> [The problem]:
Could you copy every line from the material below in which "sparkle" appears?

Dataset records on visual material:
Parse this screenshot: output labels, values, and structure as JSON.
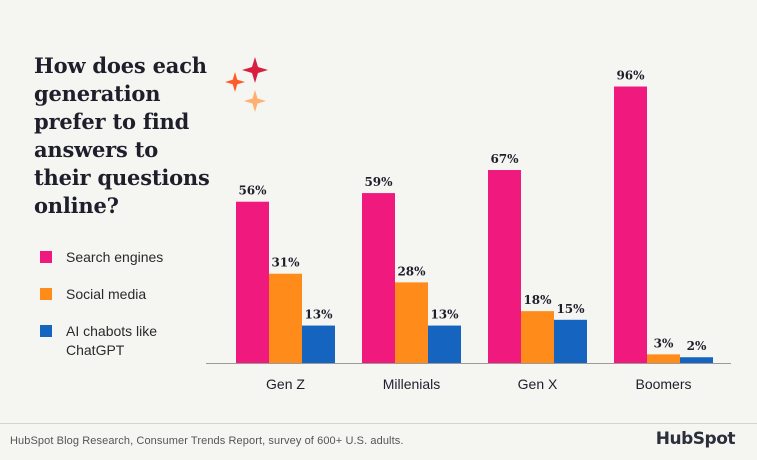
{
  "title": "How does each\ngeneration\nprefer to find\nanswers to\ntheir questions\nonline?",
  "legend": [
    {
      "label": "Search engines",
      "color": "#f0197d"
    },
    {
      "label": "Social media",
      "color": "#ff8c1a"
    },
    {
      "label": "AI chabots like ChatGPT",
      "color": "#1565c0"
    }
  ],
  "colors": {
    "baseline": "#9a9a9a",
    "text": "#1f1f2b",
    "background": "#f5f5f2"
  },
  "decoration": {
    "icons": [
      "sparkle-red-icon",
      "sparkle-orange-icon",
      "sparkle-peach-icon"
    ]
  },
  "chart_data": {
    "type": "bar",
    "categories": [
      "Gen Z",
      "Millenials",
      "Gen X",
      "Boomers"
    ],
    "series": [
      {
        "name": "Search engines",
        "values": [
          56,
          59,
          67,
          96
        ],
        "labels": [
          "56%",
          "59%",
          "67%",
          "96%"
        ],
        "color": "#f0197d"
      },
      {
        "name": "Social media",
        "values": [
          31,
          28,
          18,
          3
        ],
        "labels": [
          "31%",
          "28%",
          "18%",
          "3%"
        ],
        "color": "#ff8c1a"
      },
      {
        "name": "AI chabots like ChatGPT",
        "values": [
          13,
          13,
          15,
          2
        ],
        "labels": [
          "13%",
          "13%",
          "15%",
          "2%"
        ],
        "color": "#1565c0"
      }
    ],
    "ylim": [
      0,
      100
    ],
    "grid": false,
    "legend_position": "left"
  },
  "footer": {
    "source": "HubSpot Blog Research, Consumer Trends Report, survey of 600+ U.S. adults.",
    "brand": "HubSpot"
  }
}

---

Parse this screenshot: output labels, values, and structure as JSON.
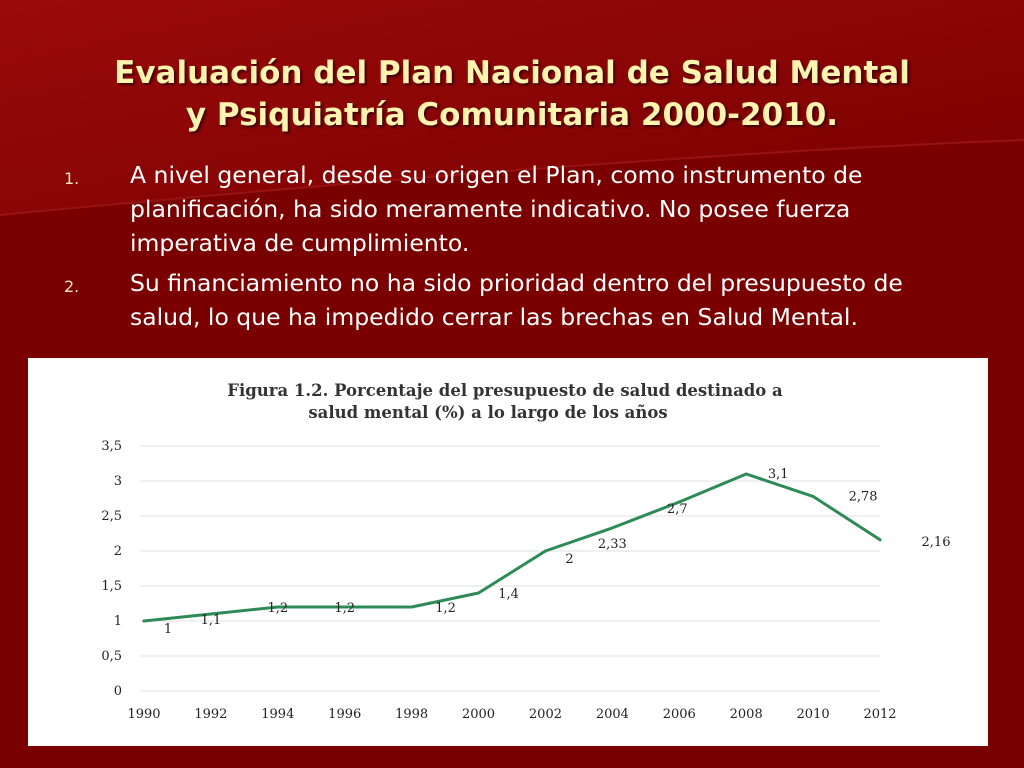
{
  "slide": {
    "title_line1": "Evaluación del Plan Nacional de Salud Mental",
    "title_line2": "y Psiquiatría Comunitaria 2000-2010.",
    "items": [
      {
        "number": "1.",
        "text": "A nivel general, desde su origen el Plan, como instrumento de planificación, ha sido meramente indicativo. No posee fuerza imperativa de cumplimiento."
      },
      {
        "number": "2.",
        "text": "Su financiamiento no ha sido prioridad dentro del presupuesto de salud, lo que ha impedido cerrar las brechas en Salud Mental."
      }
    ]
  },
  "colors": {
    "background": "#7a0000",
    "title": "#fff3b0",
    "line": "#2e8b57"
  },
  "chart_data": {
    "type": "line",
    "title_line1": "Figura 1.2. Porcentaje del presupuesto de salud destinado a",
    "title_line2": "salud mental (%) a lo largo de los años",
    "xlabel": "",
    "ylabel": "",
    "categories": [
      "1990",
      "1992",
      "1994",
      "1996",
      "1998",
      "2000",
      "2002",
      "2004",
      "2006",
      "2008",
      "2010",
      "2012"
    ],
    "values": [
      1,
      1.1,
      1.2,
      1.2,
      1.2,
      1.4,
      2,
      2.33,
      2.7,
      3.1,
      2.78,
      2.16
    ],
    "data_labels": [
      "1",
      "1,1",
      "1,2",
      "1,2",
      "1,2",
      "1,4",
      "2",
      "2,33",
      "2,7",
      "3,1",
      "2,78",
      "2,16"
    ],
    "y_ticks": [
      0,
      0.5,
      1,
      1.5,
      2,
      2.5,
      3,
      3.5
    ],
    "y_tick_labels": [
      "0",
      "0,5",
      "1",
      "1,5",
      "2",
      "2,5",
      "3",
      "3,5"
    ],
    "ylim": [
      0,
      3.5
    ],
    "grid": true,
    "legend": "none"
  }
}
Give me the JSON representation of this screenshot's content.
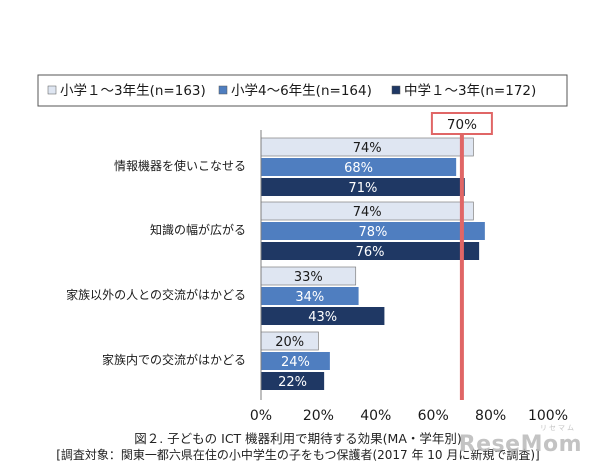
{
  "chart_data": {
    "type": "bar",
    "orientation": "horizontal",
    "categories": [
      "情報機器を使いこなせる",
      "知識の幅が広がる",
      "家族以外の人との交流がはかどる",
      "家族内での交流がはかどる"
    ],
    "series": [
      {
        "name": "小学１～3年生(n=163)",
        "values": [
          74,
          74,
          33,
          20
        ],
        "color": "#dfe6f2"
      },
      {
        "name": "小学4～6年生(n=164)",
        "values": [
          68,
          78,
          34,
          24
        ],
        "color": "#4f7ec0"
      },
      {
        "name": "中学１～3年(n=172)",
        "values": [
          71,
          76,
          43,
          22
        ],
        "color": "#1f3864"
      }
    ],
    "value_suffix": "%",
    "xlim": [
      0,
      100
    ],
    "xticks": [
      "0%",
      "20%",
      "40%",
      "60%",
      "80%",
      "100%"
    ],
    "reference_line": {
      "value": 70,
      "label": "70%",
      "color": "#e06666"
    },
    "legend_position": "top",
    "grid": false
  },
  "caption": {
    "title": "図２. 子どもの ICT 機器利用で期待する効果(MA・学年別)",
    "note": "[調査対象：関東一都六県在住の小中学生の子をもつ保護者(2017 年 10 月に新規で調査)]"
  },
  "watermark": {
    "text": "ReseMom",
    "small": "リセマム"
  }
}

==

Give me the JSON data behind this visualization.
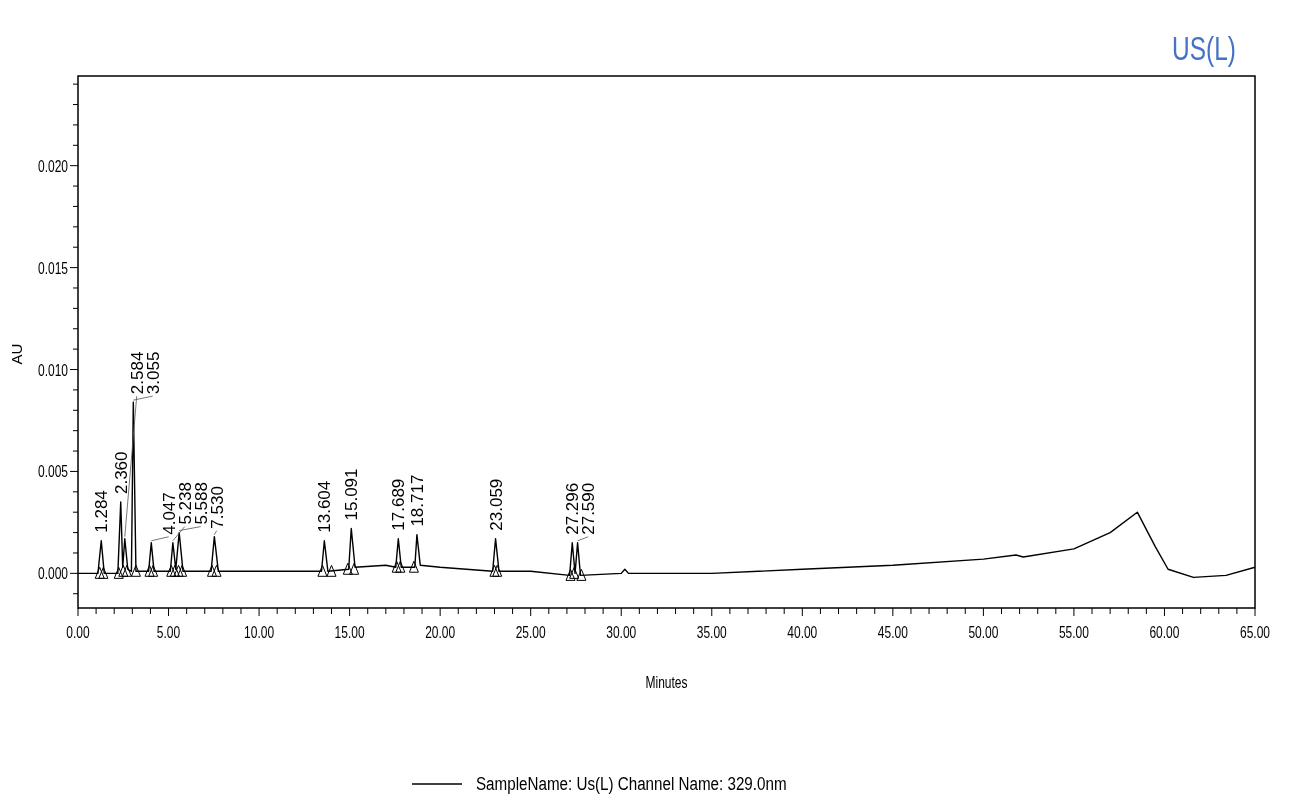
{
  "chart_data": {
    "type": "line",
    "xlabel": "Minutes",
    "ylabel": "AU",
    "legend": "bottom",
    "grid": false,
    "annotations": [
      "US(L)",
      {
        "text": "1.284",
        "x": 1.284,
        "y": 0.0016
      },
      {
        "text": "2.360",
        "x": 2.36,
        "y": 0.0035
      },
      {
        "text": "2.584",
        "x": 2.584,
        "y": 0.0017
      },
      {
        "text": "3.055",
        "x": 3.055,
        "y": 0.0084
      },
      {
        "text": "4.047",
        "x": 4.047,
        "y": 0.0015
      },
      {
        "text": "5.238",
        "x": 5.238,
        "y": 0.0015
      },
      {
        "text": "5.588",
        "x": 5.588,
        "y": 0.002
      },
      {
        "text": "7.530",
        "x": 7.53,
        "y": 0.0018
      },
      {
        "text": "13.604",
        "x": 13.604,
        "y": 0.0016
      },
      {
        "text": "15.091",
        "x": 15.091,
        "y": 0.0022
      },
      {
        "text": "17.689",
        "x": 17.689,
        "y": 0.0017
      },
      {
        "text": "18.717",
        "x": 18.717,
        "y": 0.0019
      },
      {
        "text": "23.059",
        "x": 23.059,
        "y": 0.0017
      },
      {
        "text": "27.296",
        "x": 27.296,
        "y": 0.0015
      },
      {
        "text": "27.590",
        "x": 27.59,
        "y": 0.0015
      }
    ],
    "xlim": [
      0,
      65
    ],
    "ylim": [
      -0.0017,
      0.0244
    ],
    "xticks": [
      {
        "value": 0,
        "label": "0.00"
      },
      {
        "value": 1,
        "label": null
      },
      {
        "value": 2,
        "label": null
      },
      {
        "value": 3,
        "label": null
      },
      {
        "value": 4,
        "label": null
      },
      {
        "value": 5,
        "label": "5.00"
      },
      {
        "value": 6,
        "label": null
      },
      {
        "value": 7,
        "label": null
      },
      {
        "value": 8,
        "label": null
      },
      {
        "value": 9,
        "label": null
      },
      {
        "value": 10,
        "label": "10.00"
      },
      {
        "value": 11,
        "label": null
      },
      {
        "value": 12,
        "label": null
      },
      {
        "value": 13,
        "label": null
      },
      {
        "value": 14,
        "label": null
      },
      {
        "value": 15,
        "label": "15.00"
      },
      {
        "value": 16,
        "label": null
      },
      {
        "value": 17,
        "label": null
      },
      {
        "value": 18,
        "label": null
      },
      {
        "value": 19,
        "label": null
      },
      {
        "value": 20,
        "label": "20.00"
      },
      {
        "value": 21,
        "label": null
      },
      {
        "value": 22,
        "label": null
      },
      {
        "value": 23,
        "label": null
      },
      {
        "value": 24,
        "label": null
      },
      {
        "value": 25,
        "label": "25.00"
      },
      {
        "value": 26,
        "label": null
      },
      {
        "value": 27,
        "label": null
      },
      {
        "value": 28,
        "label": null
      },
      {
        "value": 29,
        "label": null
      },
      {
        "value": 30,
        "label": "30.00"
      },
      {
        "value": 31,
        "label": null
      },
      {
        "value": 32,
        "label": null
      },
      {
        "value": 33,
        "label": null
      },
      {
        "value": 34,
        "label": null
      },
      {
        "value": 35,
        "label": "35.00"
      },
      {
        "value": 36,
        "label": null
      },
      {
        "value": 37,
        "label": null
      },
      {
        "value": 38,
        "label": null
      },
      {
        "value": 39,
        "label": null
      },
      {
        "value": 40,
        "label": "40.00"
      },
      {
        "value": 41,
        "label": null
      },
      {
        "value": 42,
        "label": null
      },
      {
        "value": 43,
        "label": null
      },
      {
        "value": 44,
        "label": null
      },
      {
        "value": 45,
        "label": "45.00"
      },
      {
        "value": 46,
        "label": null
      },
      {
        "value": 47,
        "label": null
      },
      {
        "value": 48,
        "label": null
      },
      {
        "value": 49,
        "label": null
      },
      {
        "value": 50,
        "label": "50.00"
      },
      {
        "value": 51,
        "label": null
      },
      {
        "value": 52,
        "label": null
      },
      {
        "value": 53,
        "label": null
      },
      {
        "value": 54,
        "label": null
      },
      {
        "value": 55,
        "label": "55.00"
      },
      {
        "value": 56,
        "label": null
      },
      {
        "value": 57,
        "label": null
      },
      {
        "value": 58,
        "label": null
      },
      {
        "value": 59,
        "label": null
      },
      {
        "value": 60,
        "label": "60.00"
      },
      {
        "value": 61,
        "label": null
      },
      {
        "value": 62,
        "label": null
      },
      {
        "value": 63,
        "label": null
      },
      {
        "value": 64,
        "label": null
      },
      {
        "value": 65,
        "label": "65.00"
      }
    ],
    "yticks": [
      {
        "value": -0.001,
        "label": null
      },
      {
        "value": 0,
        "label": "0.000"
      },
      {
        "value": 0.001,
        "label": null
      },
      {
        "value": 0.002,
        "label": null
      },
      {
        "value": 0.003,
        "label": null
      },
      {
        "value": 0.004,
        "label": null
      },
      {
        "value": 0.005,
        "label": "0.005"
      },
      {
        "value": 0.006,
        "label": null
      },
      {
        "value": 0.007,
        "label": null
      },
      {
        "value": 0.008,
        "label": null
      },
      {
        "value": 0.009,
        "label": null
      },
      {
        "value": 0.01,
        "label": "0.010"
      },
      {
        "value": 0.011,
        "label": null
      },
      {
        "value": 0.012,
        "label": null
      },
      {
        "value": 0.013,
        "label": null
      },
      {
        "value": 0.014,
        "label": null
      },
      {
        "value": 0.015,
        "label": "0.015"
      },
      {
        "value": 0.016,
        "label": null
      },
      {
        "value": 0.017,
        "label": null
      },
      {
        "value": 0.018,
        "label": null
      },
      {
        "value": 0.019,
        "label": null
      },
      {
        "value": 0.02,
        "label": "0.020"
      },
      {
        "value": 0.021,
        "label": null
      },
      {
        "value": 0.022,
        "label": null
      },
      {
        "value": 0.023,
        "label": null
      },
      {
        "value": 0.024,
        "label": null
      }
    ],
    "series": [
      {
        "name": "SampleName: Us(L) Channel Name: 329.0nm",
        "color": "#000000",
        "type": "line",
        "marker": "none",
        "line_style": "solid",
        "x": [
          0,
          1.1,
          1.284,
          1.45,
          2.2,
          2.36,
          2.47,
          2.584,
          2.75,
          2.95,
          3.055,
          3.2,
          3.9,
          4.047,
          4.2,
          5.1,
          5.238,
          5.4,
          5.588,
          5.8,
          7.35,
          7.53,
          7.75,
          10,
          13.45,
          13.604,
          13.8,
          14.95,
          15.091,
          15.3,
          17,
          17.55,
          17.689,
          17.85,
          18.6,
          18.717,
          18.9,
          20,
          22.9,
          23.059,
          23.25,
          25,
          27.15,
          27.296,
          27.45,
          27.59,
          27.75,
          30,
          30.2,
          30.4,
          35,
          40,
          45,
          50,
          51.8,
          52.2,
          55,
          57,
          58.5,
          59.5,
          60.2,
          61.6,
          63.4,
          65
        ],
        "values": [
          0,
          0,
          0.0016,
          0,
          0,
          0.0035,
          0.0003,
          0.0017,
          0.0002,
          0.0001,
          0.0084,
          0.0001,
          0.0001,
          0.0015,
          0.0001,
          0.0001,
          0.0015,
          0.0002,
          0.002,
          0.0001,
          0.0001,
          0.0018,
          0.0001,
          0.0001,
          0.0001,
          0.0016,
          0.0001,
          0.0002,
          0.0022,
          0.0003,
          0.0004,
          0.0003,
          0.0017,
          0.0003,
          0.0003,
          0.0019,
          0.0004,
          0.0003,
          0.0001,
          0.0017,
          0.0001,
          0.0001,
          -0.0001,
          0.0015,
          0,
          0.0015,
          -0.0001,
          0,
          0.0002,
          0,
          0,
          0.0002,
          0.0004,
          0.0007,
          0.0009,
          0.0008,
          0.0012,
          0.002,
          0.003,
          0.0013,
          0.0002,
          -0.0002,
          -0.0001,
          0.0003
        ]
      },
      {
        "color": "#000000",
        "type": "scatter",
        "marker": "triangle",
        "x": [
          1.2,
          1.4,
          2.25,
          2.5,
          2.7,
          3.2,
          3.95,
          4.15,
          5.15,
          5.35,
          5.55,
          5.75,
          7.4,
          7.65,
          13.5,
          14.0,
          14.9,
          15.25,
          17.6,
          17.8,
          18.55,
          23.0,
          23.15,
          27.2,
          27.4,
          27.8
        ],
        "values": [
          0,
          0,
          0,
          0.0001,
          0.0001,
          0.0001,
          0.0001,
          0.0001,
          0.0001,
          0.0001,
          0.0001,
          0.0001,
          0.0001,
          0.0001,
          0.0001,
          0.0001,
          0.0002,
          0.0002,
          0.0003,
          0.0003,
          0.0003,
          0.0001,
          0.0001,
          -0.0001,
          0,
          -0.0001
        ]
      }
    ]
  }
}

> [Response for this exercise]:
      "sparkle-red-icon",
      "sparkle-orange-icon",
      "sparkle-peach-icon"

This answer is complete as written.